◆ **Aim of the exercise**:
Keep the pictures out of the copy and repeat the records exactly.

(Records about charts and figures)
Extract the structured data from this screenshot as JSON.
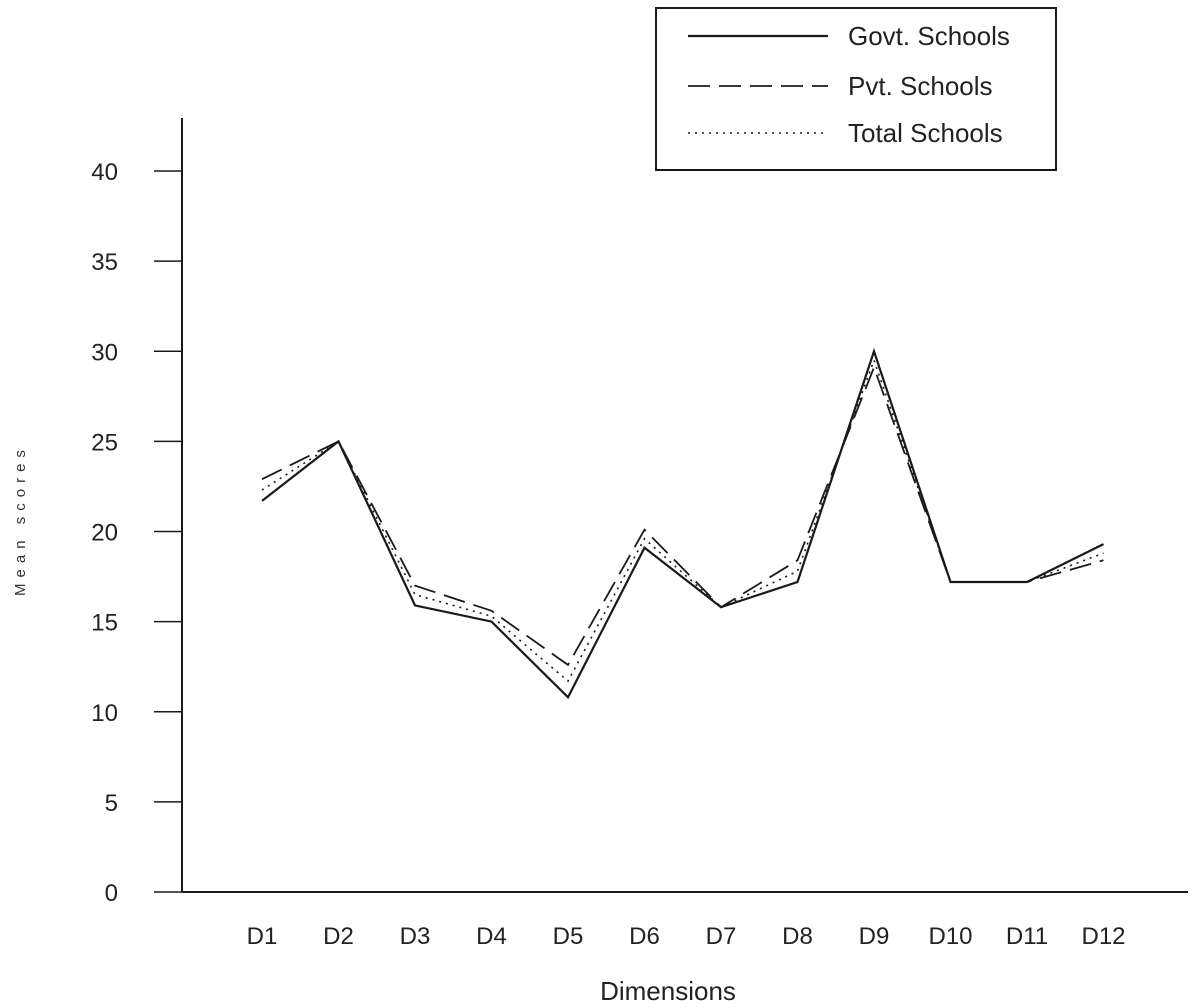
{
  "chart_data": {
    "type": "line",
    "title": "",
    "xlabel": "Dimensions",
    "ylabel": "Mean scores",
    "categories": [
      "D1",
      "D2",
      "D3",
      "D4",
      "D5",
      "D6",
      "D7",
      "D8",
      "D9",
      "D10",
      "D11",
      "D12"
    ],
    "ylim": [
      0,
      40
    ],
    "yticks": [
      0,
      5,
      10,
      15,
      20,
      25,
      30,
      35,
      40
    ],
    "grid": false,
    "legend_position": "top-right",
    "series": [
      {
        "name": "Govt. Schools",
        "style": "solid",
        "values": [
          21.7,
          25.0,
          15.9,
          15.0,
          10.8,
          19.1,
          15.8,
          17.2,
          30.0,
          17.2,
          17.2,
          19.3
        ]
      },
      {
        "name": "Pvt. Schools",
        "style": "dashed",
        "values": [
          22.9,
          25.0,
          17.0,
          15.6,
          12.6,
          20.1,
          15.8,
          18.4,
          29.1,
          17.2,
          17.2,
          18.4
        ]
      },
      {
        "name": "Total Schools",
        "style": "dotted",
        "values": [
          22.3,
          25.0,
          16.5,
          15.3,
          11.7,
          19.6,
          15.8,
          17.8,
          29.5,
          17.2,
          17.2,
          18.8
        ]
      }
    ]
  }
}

◆ **Response to this exercise**:
Extract the structured data from this screenshot as JSON.
{
  "chart_data": {
    "type": "line",
    "title": "",
    "xlabel": "Dimensions",
    "ylabel": "Mean scores",
    "categories": [
      "D1",
      "D2",
      "D3",
      "D4",
      "D5",
      "D6",
      "D7",
      "D8",
      "D9",
      "D10",
      "D11",
      "D12"
    ],
    "ylim": [
      0,
      40
    ],
    "yticks": [
      0,
      5,
      10,
      15,
      20,
      25,
      30,
      35,
      40
    ],
    "grid": false,
    "legend_position": "top-right",
    "series": [
      {
        "name": "Govt. Schools",
        "style": "solid",
        "values": [
          21.7,
          25.0,
          15.9,
          15.0,
          10.8,
          19.1,
          15.8,
          17.2,
          30.0,
          17.2,
          17.2,
          19.3
        ]
      },
      {
        "name": "Pvt. Schools",
        "style": "dashed",
        "values": [
          22.9,
          25.0,
          17.0,
          15.6,
          12.6,
          20.1,
          15.8,
          18.4,
          29.1,
          17.2,
          17.2,
          18.4
        ]
      },
      {
        "name": "Total Schools",
        "style": "dotted",
        "values": [
          22.3,
          25.0,
          16.5,
          15.3,
          11.7,
          19.6,
          15.8,
          17.8,
          29.5,
          17.2,
          17.2,
          18.8
        ]
      }
    ]
  }
}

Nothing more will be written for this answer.